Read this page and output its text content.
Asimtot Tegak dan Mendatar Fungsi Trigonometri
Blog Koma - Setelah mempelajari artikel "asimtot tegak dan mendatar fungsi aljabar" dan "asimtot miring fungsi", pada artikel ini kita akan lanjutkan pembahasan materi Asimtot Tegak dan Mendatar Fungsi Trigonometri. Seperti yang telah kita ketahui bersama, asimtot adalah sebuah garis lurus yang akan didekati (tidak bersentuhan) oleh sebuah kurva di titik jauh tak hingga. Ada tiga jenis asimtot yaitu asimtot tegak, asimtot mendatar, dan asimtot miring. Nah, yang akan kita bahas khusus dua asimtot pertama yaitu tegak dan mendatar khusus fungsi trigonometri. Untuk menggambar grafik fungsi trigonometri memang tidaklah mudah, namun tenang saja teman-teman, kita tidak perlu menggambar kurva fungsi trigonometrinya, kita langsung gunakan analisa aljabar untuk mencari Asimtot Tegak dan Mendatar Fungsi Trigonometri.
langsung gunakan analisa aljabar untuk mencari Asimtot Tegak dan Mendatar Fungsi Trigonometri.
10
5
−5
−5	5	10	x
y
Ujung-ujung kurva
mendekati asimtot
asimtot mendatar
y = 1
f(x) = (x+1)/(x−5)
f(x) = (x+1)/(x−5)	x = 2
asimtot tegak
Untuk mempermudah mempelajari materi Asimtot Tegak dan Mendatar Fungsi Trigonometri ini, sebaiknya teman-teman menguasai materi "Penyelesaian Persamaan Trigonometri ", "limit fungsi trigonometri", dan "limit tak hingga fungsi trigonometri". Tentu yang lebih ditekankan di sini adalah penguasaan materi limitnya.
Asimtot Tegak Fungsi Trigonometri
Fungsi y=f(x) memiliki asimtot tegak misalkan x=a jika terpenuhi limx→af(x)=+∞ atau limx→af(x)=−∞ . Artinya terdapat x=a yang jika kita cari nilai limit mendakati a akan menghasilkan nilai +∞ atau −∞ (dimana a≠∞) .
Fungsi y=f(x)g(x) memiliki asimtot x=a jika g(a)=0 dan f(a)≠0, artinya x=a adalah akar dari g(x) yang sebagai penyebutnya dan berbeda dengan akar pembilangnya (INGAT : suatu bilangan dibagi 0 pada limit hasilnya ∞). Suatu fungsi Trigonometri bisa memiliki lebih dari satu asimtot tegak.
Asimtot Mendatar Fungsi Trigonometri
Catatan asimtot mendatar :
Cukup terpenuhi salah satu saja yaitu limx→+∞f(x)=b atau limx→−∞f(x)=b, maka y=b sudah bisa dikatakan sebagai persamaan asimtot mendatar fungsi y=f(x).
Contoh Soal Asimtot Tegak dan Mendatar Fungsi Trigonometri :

*-*-*

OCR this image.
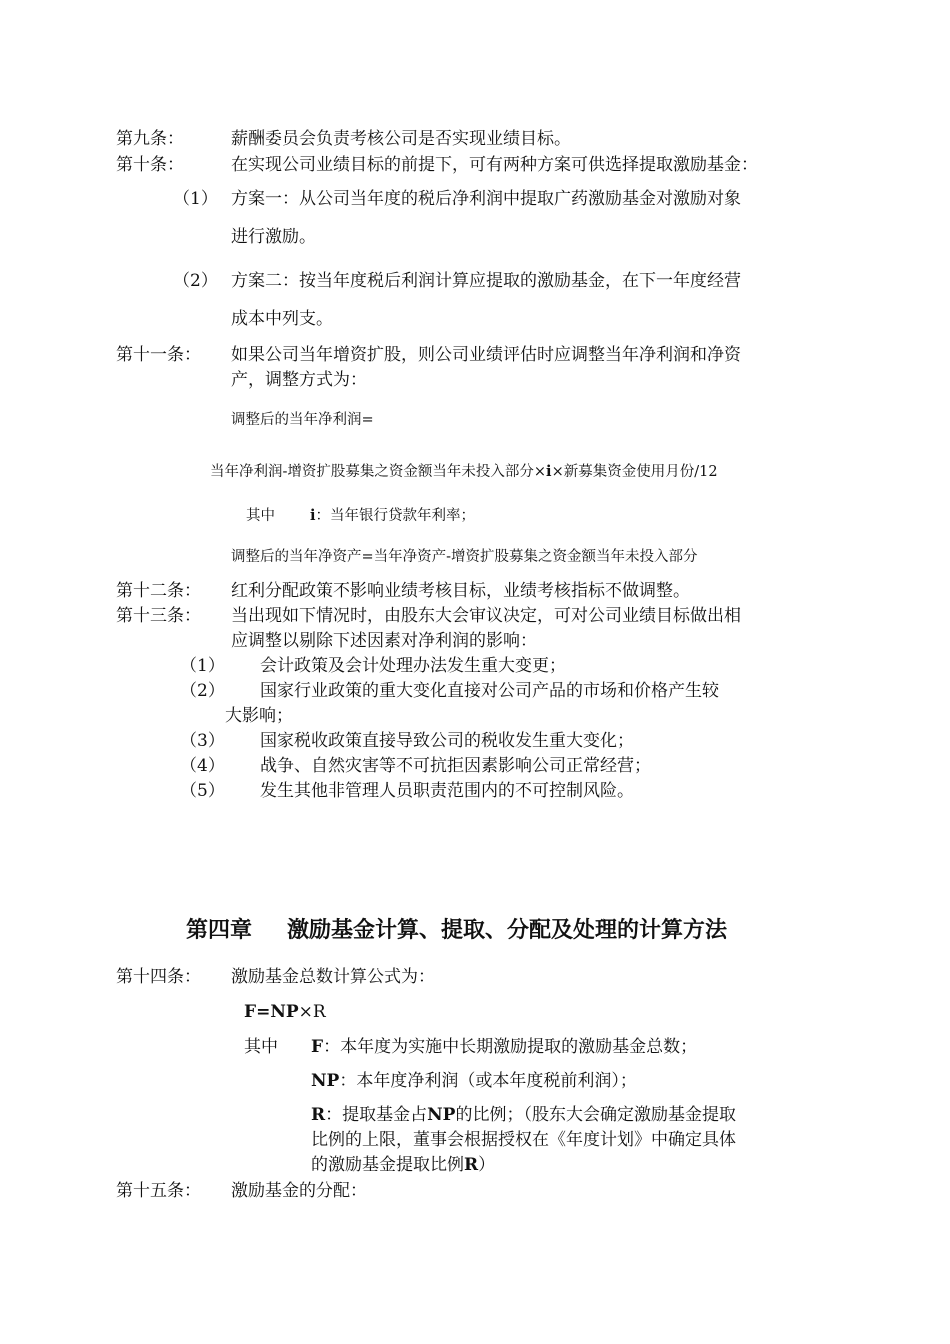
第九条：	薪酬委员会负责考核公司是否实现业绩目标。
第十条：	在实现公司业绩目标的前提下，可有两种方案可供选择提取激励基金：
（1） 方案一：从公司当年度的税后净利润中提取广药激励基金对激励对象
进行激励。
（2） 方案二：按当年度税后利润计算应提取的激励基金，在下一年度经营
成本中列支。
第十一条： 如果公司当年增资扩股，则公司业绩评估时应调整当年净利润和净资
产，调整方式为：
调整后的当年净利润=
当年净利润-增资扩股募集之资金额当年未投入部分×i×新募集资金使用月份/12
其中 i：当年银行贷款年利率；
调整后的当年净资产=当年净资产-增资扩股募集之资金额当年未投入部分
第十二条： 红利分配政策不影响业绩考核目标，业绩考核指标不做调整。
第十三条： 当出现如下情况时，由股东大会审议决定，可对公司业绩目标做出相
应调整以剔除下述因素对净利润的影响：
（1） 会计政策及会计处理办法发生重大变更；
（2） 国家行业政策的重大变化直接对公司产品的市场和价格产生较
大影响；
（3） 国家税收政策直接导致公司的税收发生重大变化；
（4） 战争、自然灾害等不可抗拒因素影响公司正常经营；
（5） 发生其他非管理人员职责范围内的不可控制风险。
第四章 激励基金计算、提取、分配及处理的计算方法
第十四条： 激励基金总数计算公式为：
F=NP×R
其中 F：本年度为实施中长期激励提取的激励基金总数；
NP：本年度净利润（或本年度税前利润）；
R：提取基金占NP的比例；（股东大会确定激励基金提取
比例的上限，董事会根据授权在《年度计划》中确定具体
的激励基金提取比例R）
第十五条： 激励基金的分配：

*-*-*

▶ Request: Select every line of the material above holding the word "hingga" and copy it.

▶ The answer:
Blog Koma - Setelah mempelajari artikel "asimtot tegak dan mendatar fungsi aljabar" dan "asimtot miring fungsi", pada artikel ini kita akan lanjutkan pembahasan materi Asimtot Tegak dan Mendatar Fungsi Trigonometri. Seperti yang telah kita ketahui bersama, asimtot adalah sebuah garis lurus yang akan didekati (tidak bersentuhan) oleh sebuah kurva di titik jauh tak hingga. Ada tiga jenis asimtot yaitu asimtot tegak, asimtot mendatar, dan asimtot miring. Nah, yang akan kita bahas khusus dua asimtot pertama yaitu tegak dan mendatar khusus fungsi trigonometri. Untuk menggambar grafik fungsi trigonometri memang tidaklah mudah, namun tenang saja teman-teman, kita tidak perlu menggambar kurva fungsi trigonometrinya, kita langsung gunakan analisa aljabar untuk mencari Asimtot Tegak dan Mendatar Fungsi Trigonometri.
Untuk mempermudah mempelajari materi Asimtot Tegak dan Mendatar Fungsi Trigonometri ini, sebaiknya teman-teman menguasai materi "Penyelesaian Persamaan Trigonometri ", "limit fungsi trigonometri", dan "limit tak hingga fungsi trigonometri". Tentu yang lebih ditekankan di sini adalah penguasaan materi limitnya.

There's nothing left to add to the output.